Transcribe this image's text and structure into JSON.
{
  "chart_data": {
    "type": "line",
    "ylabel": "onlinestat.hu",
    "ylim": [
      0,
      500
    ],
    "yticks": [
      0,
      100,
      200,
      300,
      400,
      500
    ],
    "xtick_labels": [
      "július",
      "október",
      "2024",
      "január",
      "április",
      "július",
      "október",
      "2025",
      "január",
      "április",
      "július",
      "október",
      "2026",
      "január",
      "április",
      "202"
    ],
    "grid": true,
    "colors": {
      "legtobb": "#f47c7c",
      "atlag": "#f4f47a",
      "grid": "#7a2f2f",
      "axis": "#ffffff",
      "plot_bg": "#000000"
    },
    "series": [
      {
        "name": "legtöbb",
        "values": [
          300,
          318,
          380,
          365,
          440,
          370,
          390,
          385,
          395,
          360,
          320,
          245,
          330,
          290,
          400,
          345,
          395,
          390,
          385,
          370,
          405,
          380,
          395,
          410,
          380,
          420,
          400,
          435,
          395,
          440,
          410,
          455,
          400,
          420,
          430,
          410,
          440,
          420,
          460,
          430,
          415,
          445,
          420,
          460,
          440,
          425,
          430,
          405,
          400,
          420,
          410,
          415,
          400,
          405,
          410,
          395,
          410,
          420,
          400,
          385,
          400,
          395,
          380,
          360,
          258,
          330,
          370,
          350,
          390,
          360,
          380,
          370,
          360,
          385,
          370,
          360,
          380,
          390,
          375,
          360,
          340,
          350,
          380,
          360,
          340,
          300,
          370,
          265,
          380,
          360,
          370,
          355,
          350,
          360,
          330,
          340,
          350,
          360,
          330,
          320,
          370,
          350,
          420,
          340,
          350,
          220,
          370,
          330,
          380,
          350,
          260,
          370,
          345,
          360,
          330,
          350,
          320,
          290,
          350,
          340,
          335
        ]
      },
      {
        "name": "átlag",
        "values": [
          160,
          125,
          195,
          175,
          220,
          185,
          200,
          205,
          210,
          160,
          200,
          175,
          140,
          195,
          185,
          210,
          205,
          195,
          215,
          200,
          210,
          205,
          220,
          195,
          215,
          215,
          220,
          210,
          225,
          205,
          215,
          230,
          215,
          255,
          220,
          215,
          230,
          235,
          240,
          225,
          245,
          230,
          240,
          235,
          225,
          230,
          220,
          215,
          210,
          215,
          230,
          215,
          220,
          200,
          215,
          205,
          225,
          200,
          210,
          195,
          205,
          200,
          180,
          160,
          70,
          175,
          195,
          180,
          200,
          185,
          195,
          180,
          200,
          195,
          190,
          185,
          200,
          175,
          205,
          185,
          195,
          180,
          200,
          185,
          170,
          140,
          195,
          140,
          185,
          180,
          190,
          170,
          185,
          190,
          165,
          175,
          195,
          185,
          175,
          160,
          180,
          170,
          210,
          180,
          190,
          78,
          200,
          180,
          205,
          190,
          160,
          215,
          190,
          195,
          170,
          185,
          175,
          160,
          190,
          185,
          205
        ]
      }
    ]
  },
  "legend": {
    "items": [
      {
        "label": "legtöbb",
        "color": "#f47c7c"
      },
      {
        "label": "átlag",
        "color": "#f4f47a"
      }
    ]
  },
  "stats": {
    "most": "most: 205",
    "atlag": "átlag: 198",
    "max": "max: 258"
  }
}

=-=-=

Reproduce each entry word for word.

Transcribe this image's text and structure into JSON.
{
  "chart_data": {
    "type": "line",
    "ylabel": "onlinestat.hu",
    "ylim": [
      0,
      500
    ],
    "yticks": [
      0,
      100,
      200,
      300,
      400,
      500
    ],
    "xtick_labels": [
      "július",
      "október",
      "2024",
      "január",
      "április",
      "július",
      "október",
      "2025",
      "január",
      "április",
      "július",
      "október",
      "2026",
      "január",
      "április",
      "202"
    ],
    "grid": true,
    "colors": {
      "legtobb": "#f47c7c",
      "atlag": "#f4f47a",
      "grid": "#7a2f2f",
      "axis": "#ffffff",
      "plot_bg": "#000000"
    },
    "series": [
      {
        "name": "legtöbb",
        "values": [
          300,
          318,
          380,
          365,
          440,
          370,
          390,
          385,
          395,
          360,
          320,
          245,
          330,
          290,
          400,
          345,
          395,
          390,
          385,
          370,
          405,
          380,
          395,
          410,
          380,
          420,
          400,
          435,
          395,
          440,
          410,
          455,
          400,
          420,
          430,
          410,
          440,
          420,
          460,
          430,
          415,
          445,
          420,
          460,
          440,
          425,
          430,
          405,
          400,
          420,
          410,
          415,
          400,
          405,
          410,
          395,
          410,
          420,
          400,
          385,
          400,
          395,
          380,
          360,
          258,
          330,
          370,
          350,
          390,
          360,
          380,
          370,
          360,
          385,
          370,
          360,
          380,
          390,
          375,
          360,
          340,
          350,
          380,
          360,
          340,
          300,
          370,
          265,
          380,
          360,
          370,
          355,
          350,
          360,
          330,
          340,
          350,
          360,
          330,
          320,
          370,
          350,
          420,
          340,
          350,
          220,
          370,
          330,
          380,
          350,
          260,
          370,
          345,
          360,
          330,
          350,
          320,
          290,
          350,
          340,
          335
        ]
      },
      {
        "name": "átlag",
        "values": [
          160,
          125,
          195,
          175,
          220,
          185,
          200,
          205,
          210,
          160,
          200,
          175,
          140,
          195,
          185,
          210,
          205,
          195,
          215,
          200,
          210,
          205,
          220,
          195,
          215,
          215,
          220,
          210,
          225,
          205,
          215,
          230,
          215,
          255,
          220,
          215,
          230,
          235,
          240,
          225,
          245,
          230,
          240,
          235,
          225,
          230,
          220,
          215,
          210,
          215,
          230,
          215,
          220,
          200,
          215,
          205,
          225,
          200,
          210,
          195,
          205,
          200,
          180,
          160,
          70,
          175,
          195,
          180,
          200,
          185,
          195,
          180,
          200,
          195,
          190,
          185,
          200,
          175,
          205,
          185,
          195,
          180,
          200,
          185,
          170,
          140,
          195,
          140,
          185,
          180,
          190,
          170,
          185,
          190,
          165,
          175,
          195,
          185,
          175,
          160,
          180,
          170,
          210,
          180,
          190,
          78,
          200,
          180,
          205,
          190,
          160,
          215,
          190,
          195,
          170,
          185,
          175,
          160,
          190,
          185,
          205
        ]
      }
    ]
  },
  "legend": {
    "items": [
      {
        "label": "legtöbb",
        "color": "#f47c7c"
      },
      {
        "label": "átlag",
        "color": "#f4f47a"
      }
    ]
  },
  "stats": {
    "most": "most: 205",
    "atlag": "átlag: 198",
    "max": "max: 258"
  }
}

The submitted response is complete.